**GOALS**
#1 In the export handler text, list the names of the attributes that the LoginEventExport class body assigns values to directly.
#2 Return, word for word, the stretch of the export handler text from "raise InvalidForm(form=form)" through "an HTTP request.".

**READING TEXT**
•••••

In this example we’ll use the bgfiles.patterns.FullPattern to render a template response when the file creation is delayed and send out an email notification when the file is ready.

Here’s our export handler class:

class LoginEventExport(FullPattern):
    # These can all be overridden by get_* methods, e.g. get_file_type
    file_type = 'login_events'
    content_type = 'application/vnd.openxmlformats-officedocument.spreadsheetml.sheet'
    delayed_template_name = 'reports/delayed_response.html'
    email_subject = _('File %(filename)s is ready!')
    email_text_message = _('Come and get it: %(download_url)s')

    def get_items(self, criteria):
        # Our default criteria class provides the request's QueryDict (e.g. request.POST) as `raw` and the
        # requester as `user`. This method is used for both online and offline selection of the items we want to
        # use.
        form = LoginExportFilterForm(data=criteria.raw)
        if not form.is_valid():
            # If the form is invalid we raise an exception so our view knows about it and can show the errors.
            # If the form became invalid while we're offline... well, that shouldn't happen.
            raise InvalidForm(form=form)
        # Valid form: apply our filters and return our events
        return form.apply_filters(LoginEvent.objects.all())

    def evaluate_dataset(self, dataset, http_request):
        # When we've got our dataset, including our criteria and items, we need to evaluate whether we can
        # deliver it right now or need to delay it. Let's use our magic number.
        # Note that this is only called during an HTTP request.

•••••

**Image region annotations**
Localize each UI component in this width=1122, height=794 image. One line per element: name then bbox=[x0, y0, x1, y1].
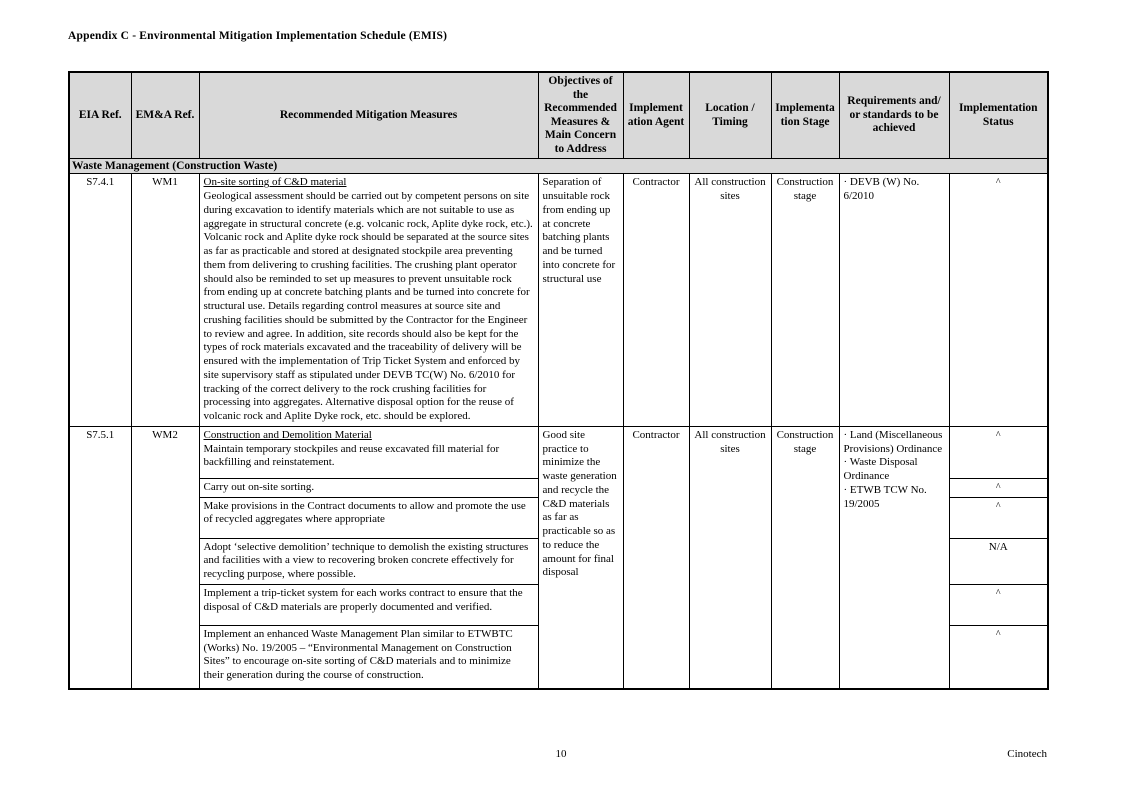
status-mark: ^ bbox=[995, 429, 1001, 441]
col-header-requirements: Requirements and/ or standards to be achieved bbox=[839, 72, 949, 159]
requirement-item: · DEVB (W) No. 6/2010 bbox=[843, 176, 920, 203]
page-number: 10 bbox=[555, 748, 567, 760]
col-header-ema-ref: EM&A Ref. bbox=[131, 72, 199, 159]
status-cell bbox=[949, 625, 1048, 689]
stage-cell: Construction stage bbox=[771, 426, 839, 689]
measure-cell bbox=[199, 426, 538, 478]
header-row bbox=[69, 72, 1048, 159]
agent-cell: Contractor bbox=[623, 426, 689, 689]
section-title: Waste Management (Construction Waste) bbox=[69, 159, 1048, 174]
measure-title: Construction and Demolition Material bbox=[203, 428, 372, 441]
measure-cell bbox=[199, 174, 538, 427]
requirement-item: · Land (Miscellaneous Provisions) Ordinance bbox=[843, 428, 943, 455]
status-mark: ^ bbox=[995, 500, 1001, 512]
status-cell: N/A bbox=[949, 538, 1048, 584]
col-header-measures: Recommended Mitigation Measures bbox=[199, 72, 538, 159]
measure-body: Geological assessment should be carried out by competent persons on site during excavation to identify materials which are not suitable to use as aggregate in structural concrete (e.g. volcanic rock, Aplite dyke rock, etc.). Volcanic rock and Aplite dyke rock should be separated at the source sites as far as practicable and stored at designated stockpile area preventing them from delivering to crushing facilities. The crushing plant operator should also be reminded to set up measures to prevent unsuitable rock from ending up at concrete batching plants and be turned into concrete for structural use. Details regarding control measures at source site and crushing facilities should be submitted by the Contractor for the Engineer to review and agree. In addition, site records should also be kept for the types of rock materials excavated and the traceability of delivery will be ensured with the implementation of Trip Ticket System and enforced by site supervisory staff as stipulated under DEVB TC(W) No. 6/2010 for tracking of the correct delivery to the rock crushing facilities for processing into aggregates. Alternative disposal option for the reuse of volcanic rock and Aplite Dyke rock, etc. should be explored. bbox=[203, 190, 533, 423]
status-mark: ^ bbox=[995, 587, 1001, 599]
col-header-status: Implementation Status bbox=[949, 72, 1048, 159]
table-row-wm2 bbox=[69, 426, 1048, 478]
section-row bbox=[69, 159, 1048, 174]
col-header-eia-ref: EIA Ref. bbox=[69, 72, 131, 159]
measure-title: On-site sorting of C&D material bbox=[203, 176, 347, 189]
location-cell: All construction sites bbox=[689, 426, 771, 689]
status-cell bbox=[949, 584, 1048, 625]
measure-cell: Adopt ‘selective demolition’ technique to demolish the existing structures and facilities with a view to recovering broken concrete effectively for recycling purpose, where possible. bbox=[199, 538, 538, 584]
col-header-agent: Implementation Agent bbox=[623, 72, 689, 159]
agent-cell: Contractor bbox=[623, 174, 689, 427]
measure-body: Maintain temporary stockpiles and reuse excavated fill material for backfilling and reinstatement. bbox=[203, 442, 500, 469]
emis-table bbox=[68, 71, 1049, 690]
eia-ref-cell: S7.4.1 bbox=[69, 174, 131, 427]
requirements-cell bbox=[839, 174, 949, 427]
footer-company: Cinotech bbox=[1007, 748, 1047, 760]
measure-cell: Make provisions in the Contract documents to allow and promote the use of recycled aggregates where appropriate bbox=[199, 497, 538, 538]
status-cell bbox=[949, 426, 1048, 478]
objectives-cell: Good site practice to minimize the waste generation and recycle the C&D materials as far as practicable so as to reduce the amount for final disposal bbox=[538, 426, 623, 689]
status-mark: ^ bbox=[995, 481, 1001, 493]
requirements-cell bbox=[839, 426, 949, 689]
requirement-item: · ETWB TCW No. 19/2005 bbox=[843, 483, 927, 510]
status-cell bbox=[949, 497, 1048, 538]
col-header-objectives: Objectives of the Recommended Measures & Main Concern to Address bbox=[538, 72, 623, 159]
ema-ref-cell: WM1 bbox=[131, 174, 199, 427]
status-mark: ^ bbox=[995, 628, 1001, 640]
requirement-item: · Waste Disposal Ordinance bbox=[843, 456, 918, 483]
objectives-cell: Separation of unsuitable rock from ending up at concrete batching plants and be turned into concrete for structural use bbox=[538, 174, 623, 427]
ema-ref-cell: WM2 bbox=[131, 426, 199, 689]
appendix-title: Appendix C - Environmental Mitigation Implementation Schedule (EMIS) bbox=[68, 30, 448, 42]
location-cell: All construction sites bbox=[689, 174, 771, 427]
measure-cell: Implement a trip-ticket system for each works contract to ensure that the disposal of C&D materials are properly documented and verified. bbox=[199, 584, 538, 625]
table-row-wm1 bbox=[69, 174, 1048, 427]
col-header-location-timing: Location / Timing bbox=[689, 72, 771, 159]
col-header-stage: Implementation Stage bbox=[771, 72, 839, 159]
measure-cell: Carry out on-site sorting. bbox=[199, 478, 538, 497]
stage-cell: Construction stage bbox=[771, 174, 839, 427]
status-mark: ^ bbox=[995, 177, 1001, 189]
status-cell bbox=[949, 174, 1048, 427]
eia-ref-cell: S7.5.1 bbox=[69, 426, 131, 689]
status-cell bbox=[949, 478, 1048, 497]
measure-cell: Implement an enhanced Waste Management Plan similar to ETWBTC (Works) No. 19/2005 – “Environmental Management on Construction Sites” to encourage on-site sorting of C&D materials and to minimize their generation during the course of construction. bbox=[199, 625, 538, 689]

•••••

**THE RESPONSES**
#1 file_type, content_type, delayed_template_name, email_subject, email_text_message

#2
raise InvalidForm(form=form)
        # Valid form: apply our filters and return our events
        return form.apply_filters(LoginEvent.objects.all())

    def evaluate_dataset(self, dataset, http_request):
        # When we've got our dataset, including our criteria and items, we need to evaluate whether we can
        # deliver it right now or need to delay it. Let's use our magic number.
        # Note that this is only called during an HTTP request.